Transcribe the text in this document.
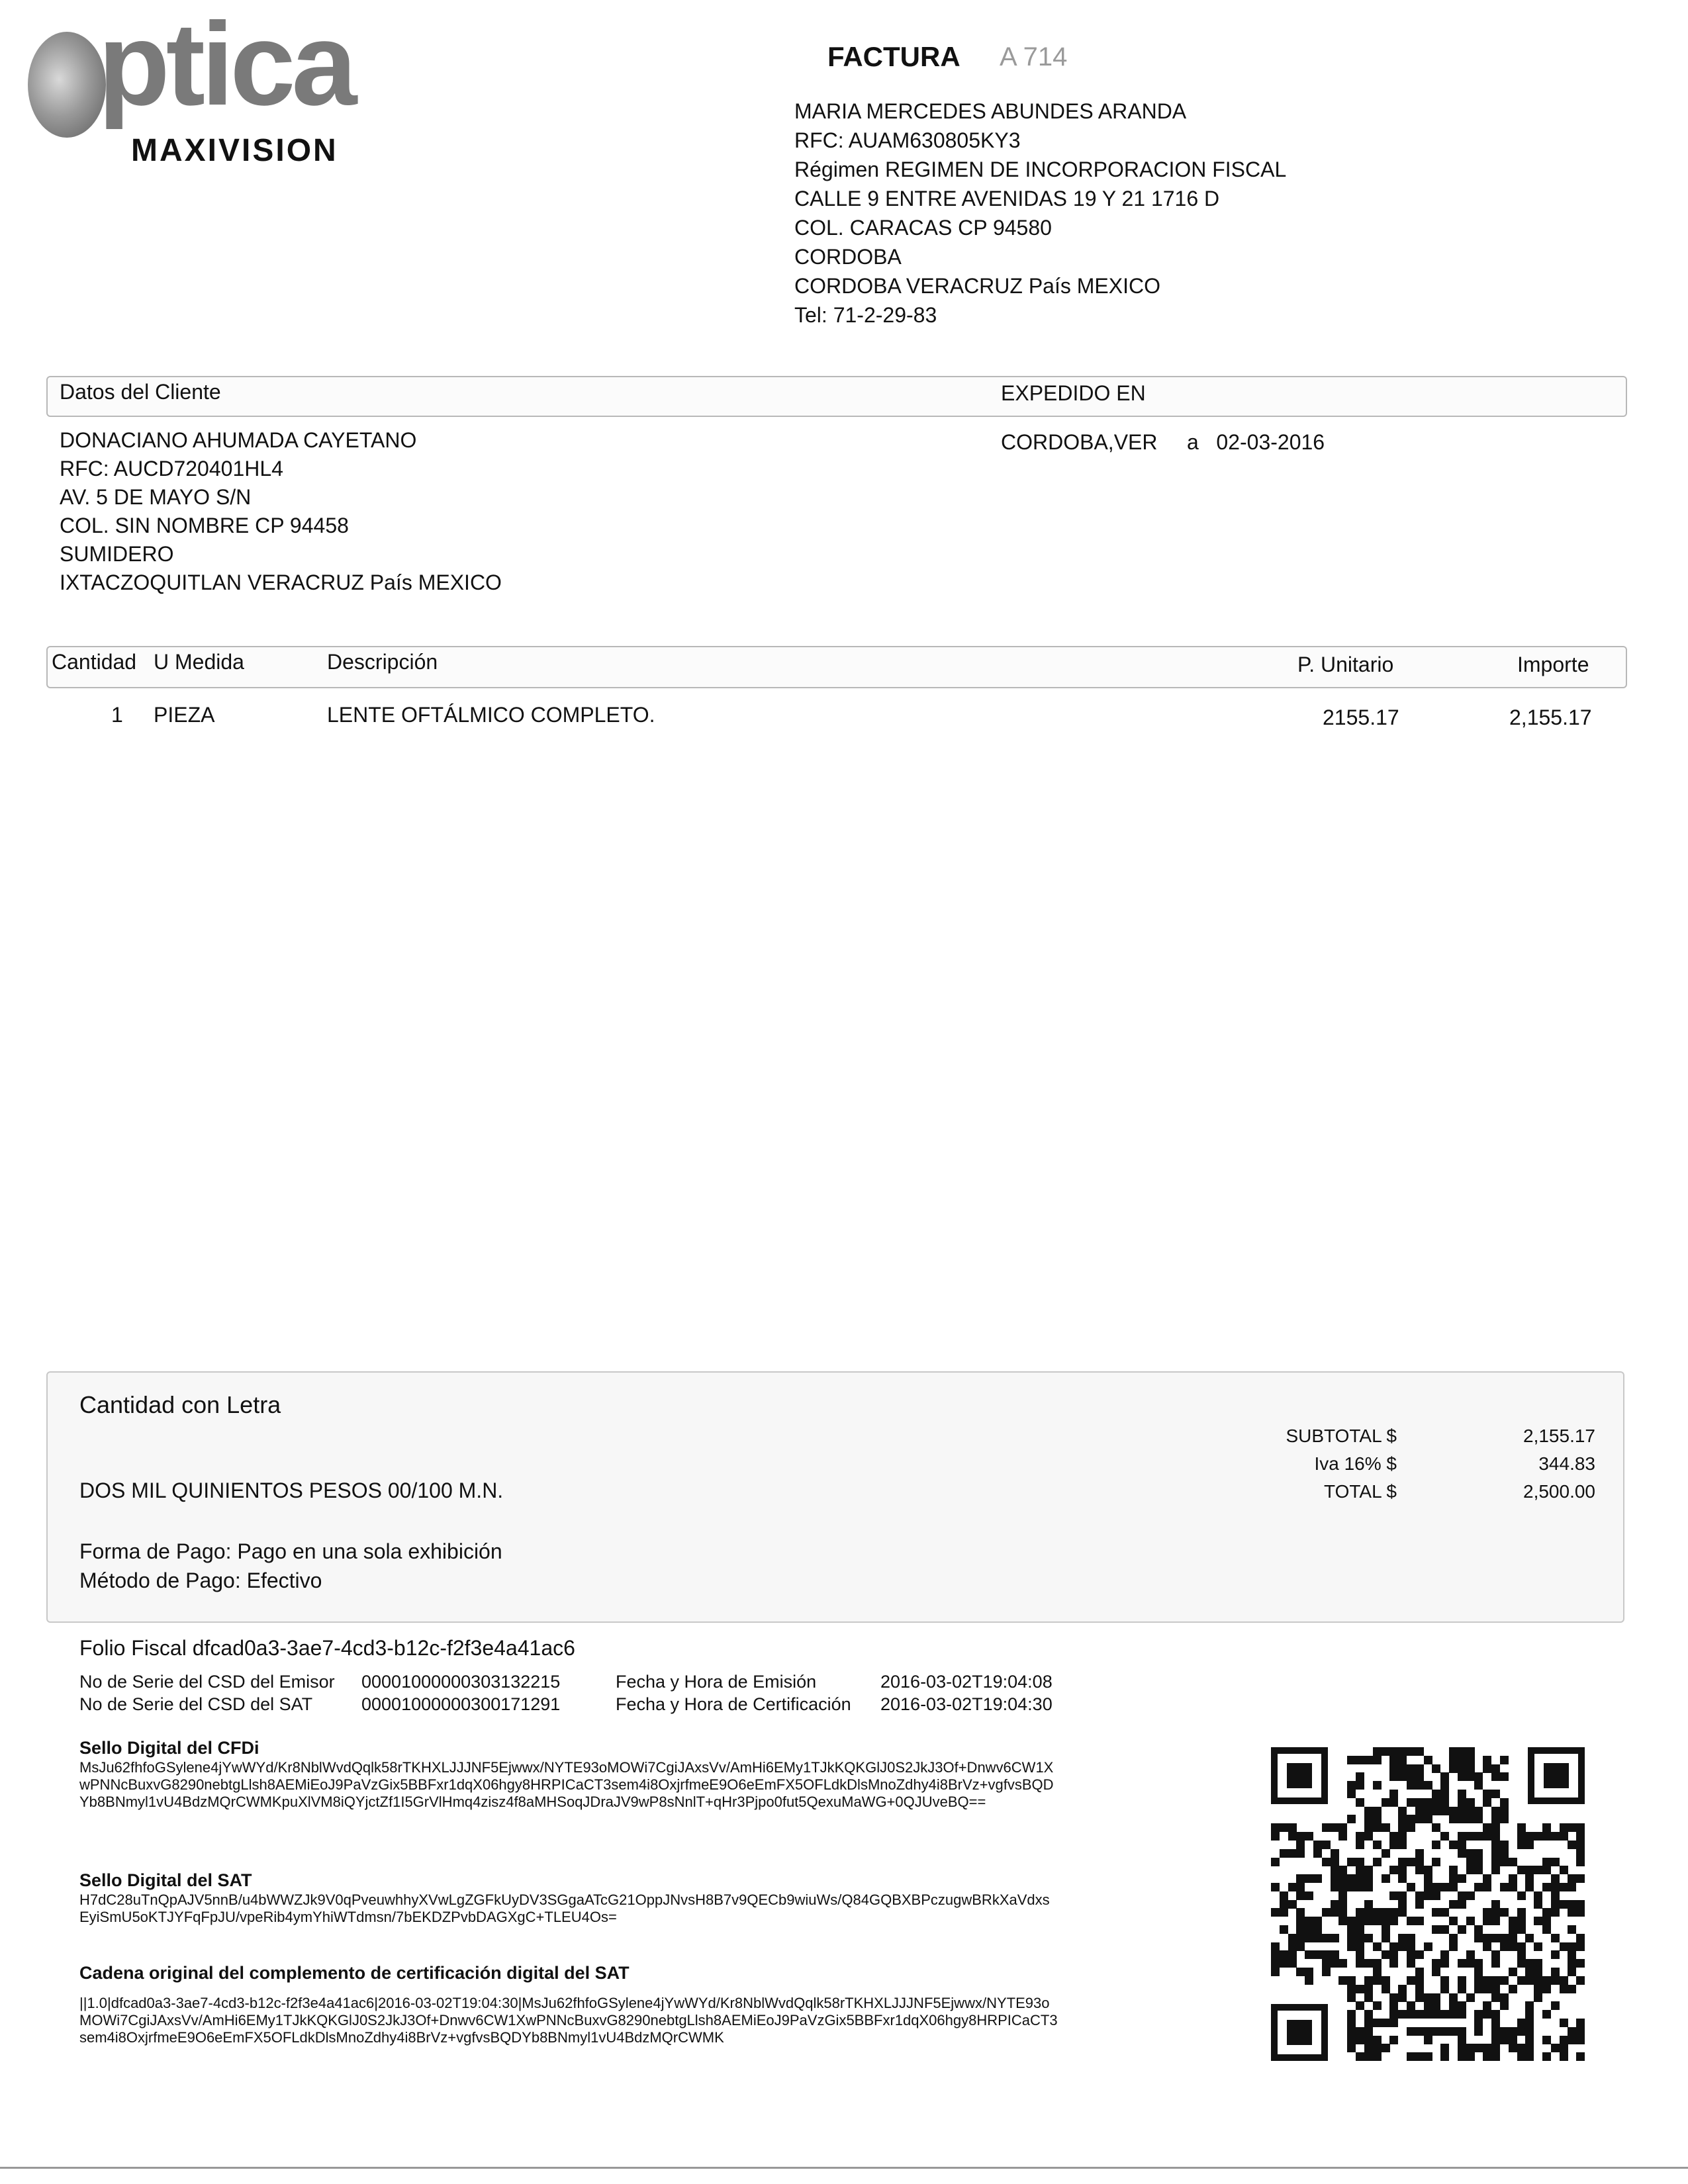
ptica
MAXIVISION
FACTURA A 714
MARIA MERCEDES ABUNDES ARANDA
RFC: AUAM630805KY3
Régimen REGIMEN DE INCORPORACION FISCAL
CALLE 9 ENTRE AVENIDAS 19 Y 21 1716 D
COL. CARACAS CP 94580
CORDOBA
CORDOBA VERACRUZ País MEXICO
Tel: 71-2-29-83
Datos del Cliente	EXPEDIDO EN
DONACIANO AHUMADA CAYETANO
RFC: AUCD720401HL4
AV. 5 DE MAYO S/N
COL. SIN NOMBRE CP 94458
SUMIDERO
IXTACZOQUITLAN VERACRUZ País MEXICO
CORDOBA,VER     a   02-03-2016
Cantidad U Medida	Descripción	P. Unitario	Importe
1 PIEZA	LENTE OFTÁLMICO COMPLETO.	2155.17	2,155.17
Cantidad con Letra
DOS MIL QUINIENTOS PESOS 00/100 M.N.
SUBTOTAL $	2,155.17
Iva 16% $	344.83
TOTAL $	2,500.00
Forma de Pago: Pago en una sola exhibición
Método de Pago: Efectivo
Folio Fiscal dfcad0a3-3ae7-4cd3-b12c-f2f3e4a41ac6
No de Serie del CSD del Emisor 00001000000303132215	Fecha y Hora de Emisión	2016-03-02T19:04:08
No de Serie del CSD del SAT	00001000000300171291	Fecha y Hora de Certificación 2016-03-02T19:04:30
Sello Digital del CFDi
MsJu62fhfoGSylene4jYwWYd/Kr8NblWvdQqlk58rTKHXLJJJNF5Ejwwx/NYTE93oMOWi7CgiJAxsVv/AmHi6EMy1TJkKQKGlJ0S2JkJ3Of+Dnwv6CW1XwPNNcBuxvG8290nebtgLlsh8AEMiEoJ9PaVzGix5BBFxr1dqX06hgy8HRPICaCT3sem4i8OxjrfmeE9O6eEmFX5OFLdkDlsMnoZdhy4i8BrVz+vgfvsBQDYb8BNmyl1vU4BdzMQrCWMKpuXlVM8iQYjctZf1I5GrVlHmq4zisz4f8aMHSoqJDraJV9wP8sNnlT+qHr3Pjpo0fut5QexuMaWG+0QJUveBQ==
Sello Digital del SAT
H7dC28uTnQpAJV5nnB/u4bWWZJk9V0qPveuwhhyXVwLgZGFkUyDV3SGgaATcG21OppJNvsH8B7v9QECb9wiuWs/Q84GQBXBPczugwBRkXaVdxsEyiSmU5oKTJYFqFpJU/vpeRib4ymYhiWTdmsn/7bEKDZPvbDAGXgC+TLEU4Os=
Cadena original del complemento de certificación digital del SAT
||1.0|dfcad0a3-3ae7-4cd3-b12c-f2f3e4a41ac6|2016-03-02T19:04:30|MsJu62fhfoGSylene4jYwWYd/Kr8NblWvdQqlk58rTKHXLJJJNF5Ejwwx/NYTE93oMOWi7CgiJAxsVv/AmHi6EMy1TJkKQKGlJ0S2JkJ3Of+Dnwv6CW1XwPNNcBuxvG8290nebtgLlsh8AEMiEoJ9PaVzGix5BBFxr1dqX06hgy8HRPICaCT3sem4i8OxjrfmeE9O6eEmFX5OFLdkDlsMnoZdhy4i8BrVz+vgfvsBQDYb8BNmyl1vU4BdzMQrCWMK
^^^^^^^^^^^^^^^^
* _PROMPT_
Read through the lines above and collect those that contain the string "Pago".

* _PROBLEM SOLUTION_
Forma de Pago: Pago en una sola exhibición
Método de Pago: Efectivo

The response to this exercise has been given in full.